WHAT IS NEEDED: Repeat the records exactly. Every line must match.
______
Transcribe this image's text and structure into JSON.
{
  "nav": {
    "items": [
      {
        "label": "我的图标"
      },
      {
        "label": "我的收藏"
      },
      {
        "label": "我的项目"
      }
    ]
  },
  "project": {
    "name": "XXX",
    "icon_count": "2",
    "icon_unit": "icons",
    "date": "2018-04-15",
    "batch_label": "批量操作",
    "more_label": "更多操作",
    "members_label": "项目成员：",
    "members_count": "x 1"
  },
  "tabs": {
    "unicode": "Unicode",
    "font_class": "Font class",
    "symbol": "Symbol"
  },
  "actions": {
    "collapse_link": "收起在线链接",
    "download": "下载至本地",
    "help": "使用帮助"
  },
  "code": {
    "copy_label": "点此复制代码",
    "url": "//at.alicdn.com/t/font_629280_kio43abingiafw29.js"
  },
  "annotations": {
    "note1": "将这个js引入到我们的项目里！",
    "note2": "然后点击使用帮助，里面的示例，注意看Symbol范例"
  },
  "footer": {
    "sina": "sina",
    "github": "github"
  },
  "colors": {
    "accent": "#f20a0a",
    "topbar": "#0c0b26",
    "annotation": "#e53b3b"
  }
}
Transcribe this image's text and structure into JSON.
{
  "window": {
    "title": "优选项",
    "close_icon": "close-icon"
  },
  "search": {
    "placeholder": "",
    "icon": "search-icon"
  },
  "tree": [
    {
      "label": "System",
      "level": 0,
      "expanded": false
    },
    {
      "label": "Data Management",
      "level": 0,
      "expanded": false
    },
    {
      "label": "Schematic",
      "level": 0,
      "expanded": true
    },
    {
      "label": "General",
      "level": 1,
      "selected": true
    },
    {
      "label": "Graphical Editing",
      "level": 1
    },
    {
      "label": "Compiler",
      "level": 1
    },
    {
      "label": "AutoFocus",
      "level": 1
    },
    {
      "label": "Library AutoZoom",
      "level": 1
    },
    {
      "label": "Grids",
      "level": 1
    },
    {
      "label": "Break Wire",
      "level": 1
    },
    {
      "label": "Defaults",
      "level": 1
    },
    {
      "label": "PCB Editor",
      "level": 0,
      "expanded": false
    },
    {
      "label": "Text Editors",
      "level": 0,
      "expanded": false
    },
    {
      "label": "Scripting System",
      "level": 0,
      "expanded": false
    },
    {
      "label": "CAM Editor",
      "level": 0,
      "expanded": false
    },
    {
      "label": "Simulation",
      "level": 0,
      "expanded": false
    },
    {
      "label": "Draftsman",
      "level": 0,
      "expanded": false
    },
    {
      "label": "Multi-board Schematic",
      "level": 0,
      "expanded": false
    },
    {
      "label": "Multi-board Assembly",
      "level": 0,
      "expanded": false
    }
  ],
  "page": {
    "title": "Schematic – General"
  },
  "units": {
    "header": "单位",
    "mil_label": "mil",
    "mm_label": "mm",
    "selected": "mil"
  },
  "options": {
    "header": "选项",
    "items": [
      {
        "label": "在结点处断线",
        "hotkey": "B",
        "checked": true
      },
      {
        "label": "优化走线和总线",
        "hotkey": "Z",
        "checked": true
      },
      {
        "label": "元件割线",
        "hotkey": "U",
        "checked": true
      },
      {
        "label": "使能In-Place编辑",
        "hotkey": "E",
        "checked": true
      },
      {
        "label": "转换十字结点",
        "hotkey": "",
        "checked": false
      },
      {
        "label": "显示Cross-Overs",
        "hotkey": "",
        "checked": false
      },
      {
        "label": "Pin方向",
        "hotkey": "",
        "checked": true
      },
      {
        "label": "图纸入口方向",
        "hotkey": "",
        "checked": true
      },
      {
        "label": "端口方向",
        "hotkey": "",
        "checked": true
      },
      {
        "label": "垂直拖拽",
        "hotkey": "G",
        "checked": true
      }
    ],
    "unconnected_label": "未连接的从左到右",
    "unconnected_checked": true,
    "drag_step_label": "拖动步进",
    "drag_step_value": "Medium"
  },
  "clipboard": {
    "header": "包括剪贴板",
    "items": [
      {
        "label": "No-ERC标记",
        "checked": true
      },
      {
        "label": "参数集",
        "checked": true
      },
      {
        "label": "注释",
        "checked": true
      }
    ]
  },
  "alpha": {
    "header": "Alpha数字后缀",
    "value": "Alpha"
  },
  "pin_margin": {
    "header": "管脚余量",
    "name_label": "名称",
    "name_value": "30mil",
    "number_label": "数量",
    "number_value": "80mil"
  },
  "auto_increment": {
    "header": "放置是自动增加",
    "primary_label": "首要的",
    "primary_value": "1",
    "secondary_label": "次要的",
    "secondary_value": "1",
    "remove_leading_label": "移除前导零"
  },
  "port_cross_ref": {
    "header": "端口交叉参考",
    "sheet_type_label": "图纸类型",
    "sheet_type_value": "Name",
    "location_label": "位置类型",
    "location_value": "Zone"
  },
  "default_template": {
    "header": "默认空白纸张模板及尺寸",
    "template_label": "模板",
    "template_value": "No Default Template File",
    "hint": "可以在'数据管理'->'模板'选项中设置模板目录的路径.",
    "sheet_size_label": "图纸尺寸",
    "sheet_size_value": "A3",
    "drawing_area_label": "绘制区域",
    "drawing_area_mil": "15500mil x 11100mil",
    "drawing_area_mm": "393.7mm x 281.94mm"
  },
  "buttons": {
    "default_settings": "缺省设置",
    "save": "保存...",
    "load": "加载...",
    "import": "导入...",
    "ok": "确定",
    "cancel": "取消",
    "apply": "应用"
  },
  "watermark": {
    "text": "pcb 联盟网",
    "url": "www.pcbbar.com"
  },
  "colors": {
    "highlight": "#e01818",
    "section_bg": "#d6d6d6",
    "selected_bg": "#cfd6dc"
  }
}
______
ANSWER TO THE PROBLEM:
Transcribe this image's text and structure into JSON.
{
  "nav": {
    "items": [
      {
        "label": "我的图标"
      },
      {
        "label": "我的收藏"
      },
      {
        "label": "我的项目"
      }
    ]
  },
  "project": {
    "name": "XXX",
    "icon_count": "2",
    "icon_unit": "icons",
    "date": "2018-04-15",
    "batch_label": "批量操作",
    "more_label": "更多操作",
    "members_label": "项目成员：",
    "members_count": "x 1"
  },
  "tabs": {
    "unicode": "Unicode",
    "font_class": "Font class",
    "symbol": "Symbol"
  },
  "actions": {
    "collapse_link": "收起在线链接",
    "download": "下载至本地",
    "help": "使用帮助"
  },
  "code": {
    "copy_label": "点此复制代码",
    "url": "//at.alicdn.com/t/font_629280_kio43abingiafw29.js"
  },
  "annotations": {
    "note1": "将这个js引入到我们的项目里！",
    "note2": "然后点击使用帮助，里面的示例，注意看Symbol范例"
  },
  "footer": {
    "sina": "sina",
    "github": "github"
  },
  "colors": {
    "accent": "#f20a0a",
    "topbar": "#0c0b26",
    "annotation": "#e53b3b"
  }
}
Transcribe this image's text and structure into JSON.
{
  "window": {
    "title": "优选项",
    "close_icon": "close-icon"
  },
  "search": {
    "placeholder": "",
    "icon": "search-icon"
  },
  "tree": [
    {
      "label": "System",
      "level": 0,
      "expanded": false
    },
    {
      "label": "Data Management",
      "level": 0,
      "expanded": false
    },
    {
      "label": "Schematic",
      "level": 0,
      "expanded": true
    },
    {
      "label": "General",
      "level": 1,
      "selected": true
    },
    {
      "label": "Graphical Editing",
      "level": 1
    },
    {
      "label": "Compiler",
      "level": 1
    },
    {
      "label": "AutoFocus",
      "level": 1
    },
    {
      "label": "Library AutoZoom",
      "level": 1
    },
    {
      "label": "Grids",
      "level": 1
    },
    {
      "label": "Break Wire",
      "level": 1
    },
    {
      "label": "Defaults",
      "level": 1
    },
    {
      "label": "PCB Editor",
      "level": 0,
      "expanded": false
    },
    {
      "label": "Text Editors",
      "level": 0,
      "expanded": false
    },
    {
      "label": "Scripting System",
      "level": 0,
      "expanded": false
    },
    {
      "label": "CAM Editor",
      "level": 0,
      "expanded": false
    },
    {
      "label": "Simulation",
      "level": 0,
      "expanded": false
    },
    {
      "label": "Draftsman",
      "level": 0,
      "expanded": false
    },
    {
      "label": "Multi-board Schematic",
      "level": 0,
      "expanded": false
    },
    {
      "label": "Multi-board Assembly",
      "level": 0,
      "expanded": false
    }
  ],
  "page": {
    "title": "Schematic – General"
  },
  "units": {
    "header": "单位",
    "mil_label": "mil",
    "mm_label": "mm",
    "selected": "mil"
  },
  "options": {
    "header": "选项",
    "items": [
      {
        "label": "在结点处断线",
        "hotkey": "B",
        "checked": true
      },
      {
        "label": "优化走线和总线",
        "hotkey": "Z",
        "checked": true
      },
      {
        "label": "元件割线",
        "hotkey": "U",
        "checked": true
      },
      {
        "label": "使能In-Place编辑",
        "hotkey": "E",
        "checked": true
      },
      {
        "label": "转换十字结点",
        "hotkey": "",
        "checked": false
      },
      {
        "label": "显示Cross-Overs",
        "hotkey": "",
        "checked": false
      },
      {
        "label": "Pin方向",
        "hotkey": "",
        "checked": true
      },
      {
        "label": "图纸入口方向",
        "hotkey": "",
        "checked": true
      },
      {
        "label": "端口方向",
        "hotkey": "",
        "checked": true
      },
      {
        "label": "垂直拖拽",
        "hotkey": "G",
        "checked": true
      }
    ],
    "unconnected_label": "未连接的从左到右",
    "unconnected_checked": true,
    "drag_step_label": "拖动步进",
    "drag_step_value": "Medium"
  },
  "clipboard": {
    "header": "包括剪贴板",
    "items": [
      {
        "label": "No-ERC标记",
        "checked": true
      },
      {
        "label": "参数集",
        "checked": true
      },
      {
        "label": "注释",
        "checked": true
      }
    ]
  },
  "alpha": {
    "header": "Alpha数字后缀",
    "value": "Alpha"
  },
  "pin_margin": {
    "header": "管脚余量",
    "name_label": "名称",
    "name_value": "30mil",
    "number_label": "数量",
    "number_value": "80mil"
  },
  "auto_increment": {
    "header": "放置是自动增加",
    "primary_label": "首要的",
    "primary_value": "1",
    "secondary_label": "次要的",
    "secondary_value": "1",
    "remove_leading_label": "移除前导零"
  },
  "port_cross_ref": {
    "header": "端口交叉参考",
    "sheet_type_label": "图纸类型",
    "sheet_type_value": "Name",
    "location_label": "位置类型",
    "location_value": "Zone"
  },
  "default_template": {
    "header": "默认空白纸张模板及尺寸",
    "template_label": "模板",
    "template_value": "No Default Template File",
    "hint": "可以在'数据管理'->'模板'选项中设置模板目录的路径.",
    "sheet_size_label": "图纸尺寸",
    "sheet_size_value": "A3",
    "drawing_area_label": "绘制区域",
    "drawing_area_mil": "15500mil x 11100mil",
    "drawing_area_mm": "393.7mm x 281.94mm"
  },
  "buttons": {
    "default_settings": "缺省设置",
    "save": "保存...",
    "load": "加载...",
    "import": "导入...",
    "ok": "确定",
    "cancel": "取消",
    "apply": "应用"
  },
  "watermark": {
    "text": "pcb 联盟网",
    "url": "www.pcbbar.com"
  },
  "colors": {
    "highlight": "#e01818",
    "section_bg": "#d6d6d6",
    "selected_bg": "#cfd6dc"
  }
}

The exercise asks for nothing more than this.